# ESTRATTO DELLA PAGINA:
E’ morto a Roma all’età di 99 anni, lo scrittore Raffaele La Capria, vincitore nel 1961 del Premio Strega con “Feriti a morte”. Nato a Napoli il 3 ottobre del 1922, si è imposto come una delle voci più significative della letteratura italiana del secondo ‘900. Dopo essersi laureato in giurisprudenza all’Università degli Studi di Napoli Federico II nel 1947 e dopo aver soggiornato in Francia, Inghilterra e Stati Uniti, nel 1950 si è trasferito a Roma.
Nel 1957 ha frequentato a Harvard l’International Seminar of Literature. Collabora alle pagine culturali del Corriere della Sera: Dal 1990 è condirettore della rivista letteraria Nuovi Argomenti. È autore di radiodrammi per la Rai. È stato anche co-sceneggiatore di molti film di Francesco Rosi, tra i quali Le mani sulla città (1963) e Uomini contro (1970) e ha collaborato con Lina Wertmüller alla sceneggiatura del film Ferdinando e Carolina.
Nel 1961 vinse il Premio Strega per “Feriti a morte”, un ritratto di Napoli attraverso una generazione raccontata sull’arco di un decennio. Nel settembre del 2001 ha ricevuto il Premio Campiello alla carriera e nel 2002 gli viene assegnato il Premio Chiara, sempre alla carriera. Nel 2005 vinse il Premio Viareggio per la raccolta L’estro quotidiano. Nel 2011 gli è stato assegnato il premio Alabarda d’oro alla carriera per la letteratura; nel 2012 il Premio Brancati.

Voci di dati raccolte
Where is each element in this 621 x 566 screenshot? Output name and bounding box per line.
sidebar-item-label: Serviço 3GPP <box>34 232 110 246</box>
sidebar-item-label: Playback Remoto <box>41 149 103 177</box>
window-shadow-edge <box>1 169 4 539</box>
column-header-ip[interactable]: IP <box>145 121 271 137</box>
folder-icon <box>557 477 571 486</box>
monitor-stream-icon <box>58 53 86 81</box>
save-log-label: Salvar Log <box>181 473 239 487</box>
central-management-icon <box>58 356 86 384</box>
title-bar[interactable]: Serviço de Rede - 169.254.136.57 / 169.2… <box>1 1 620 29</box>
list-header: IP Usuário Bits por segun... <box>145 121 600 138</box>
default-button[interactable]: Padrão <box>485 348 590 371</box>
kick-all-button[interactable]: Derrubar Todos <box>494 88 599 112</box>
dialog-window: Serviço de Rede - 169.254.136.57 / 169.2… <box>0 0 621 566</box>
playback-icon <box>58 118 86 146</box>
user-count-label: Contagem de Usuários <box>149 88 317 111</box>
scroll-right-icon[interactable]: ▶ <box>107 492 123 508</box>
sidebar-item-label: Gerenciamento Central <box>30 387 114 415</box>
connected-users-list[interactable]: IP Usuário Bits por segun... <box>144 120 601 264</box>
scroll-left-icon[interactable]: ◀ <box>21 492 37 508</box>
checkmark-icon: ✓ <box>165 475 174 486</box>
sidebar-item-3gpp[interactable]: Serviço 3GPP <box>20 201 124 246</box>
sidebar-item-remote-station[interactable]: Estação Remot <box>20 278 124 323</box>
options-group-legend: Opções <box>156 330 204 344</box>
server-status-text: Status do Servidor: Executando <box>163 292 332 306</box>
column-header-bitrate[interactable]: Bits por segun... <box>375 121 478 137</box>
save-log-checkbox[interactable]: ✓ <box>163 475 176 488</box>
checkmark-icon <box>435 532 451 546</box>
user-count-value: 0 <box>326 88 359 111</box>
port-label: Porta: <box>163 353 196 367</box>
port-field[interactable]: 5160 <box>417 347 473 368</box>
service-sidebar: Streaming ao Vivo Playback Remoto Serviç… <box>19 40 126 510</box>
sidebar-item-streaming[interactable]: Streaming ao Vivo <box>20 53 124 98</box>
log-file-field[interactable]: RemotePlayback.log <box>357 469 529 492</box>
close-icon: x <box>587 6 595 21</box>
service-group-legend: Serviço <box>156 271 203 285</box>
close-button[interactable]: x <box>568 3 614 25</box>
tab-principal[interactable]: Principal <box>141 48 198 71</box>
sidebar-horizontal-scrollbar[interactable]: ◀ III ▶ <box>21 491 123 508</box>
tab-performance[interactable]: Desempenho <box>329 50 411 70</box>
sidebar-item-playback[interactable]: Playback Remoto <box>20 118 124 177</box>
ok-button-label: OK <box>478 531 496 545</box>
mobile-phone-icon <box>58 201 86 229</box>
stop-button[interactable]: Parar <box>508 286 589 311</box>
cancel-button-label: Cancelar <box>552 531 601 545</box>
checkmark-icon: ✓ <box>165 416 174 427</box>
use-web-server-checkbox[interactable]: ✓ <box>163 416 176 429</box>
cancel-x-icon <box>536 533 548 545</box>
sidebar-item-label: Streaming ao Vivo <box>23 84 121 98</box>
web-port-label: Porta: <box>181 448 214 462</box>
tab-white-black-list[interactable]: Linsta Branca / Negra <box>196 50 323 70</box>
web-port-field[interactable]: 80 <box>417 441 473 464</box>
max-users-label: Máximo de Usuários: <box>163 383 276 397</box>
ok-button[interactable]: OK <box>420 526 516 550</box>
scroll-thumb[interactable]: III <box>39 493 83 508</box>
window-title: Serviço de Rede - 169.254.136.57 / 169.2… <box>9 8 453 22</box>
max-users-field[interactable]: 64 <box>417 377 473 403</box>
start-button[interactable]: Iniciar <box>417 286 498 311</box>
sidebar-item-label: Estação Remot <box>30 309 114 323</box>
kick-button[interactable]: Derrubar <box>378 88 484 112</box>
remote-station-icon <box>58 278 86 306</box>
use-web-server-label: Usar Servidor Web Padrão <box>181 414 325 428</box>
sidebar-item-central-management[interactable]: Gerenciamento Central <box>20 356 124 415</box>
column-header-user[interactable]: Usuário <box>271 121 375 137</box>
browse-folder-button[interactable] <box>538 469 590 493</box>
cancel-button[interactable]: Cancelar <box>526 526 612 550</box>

# PROVA TU:
Secondo il testo su Raffaele La Capria, con quale raccolta lo scrittore vinse il Premio Viareggio nel 2005?

# SOLUZIONE DELL'ESERCIZIO:
Con la raccolta L’estro quotidiano.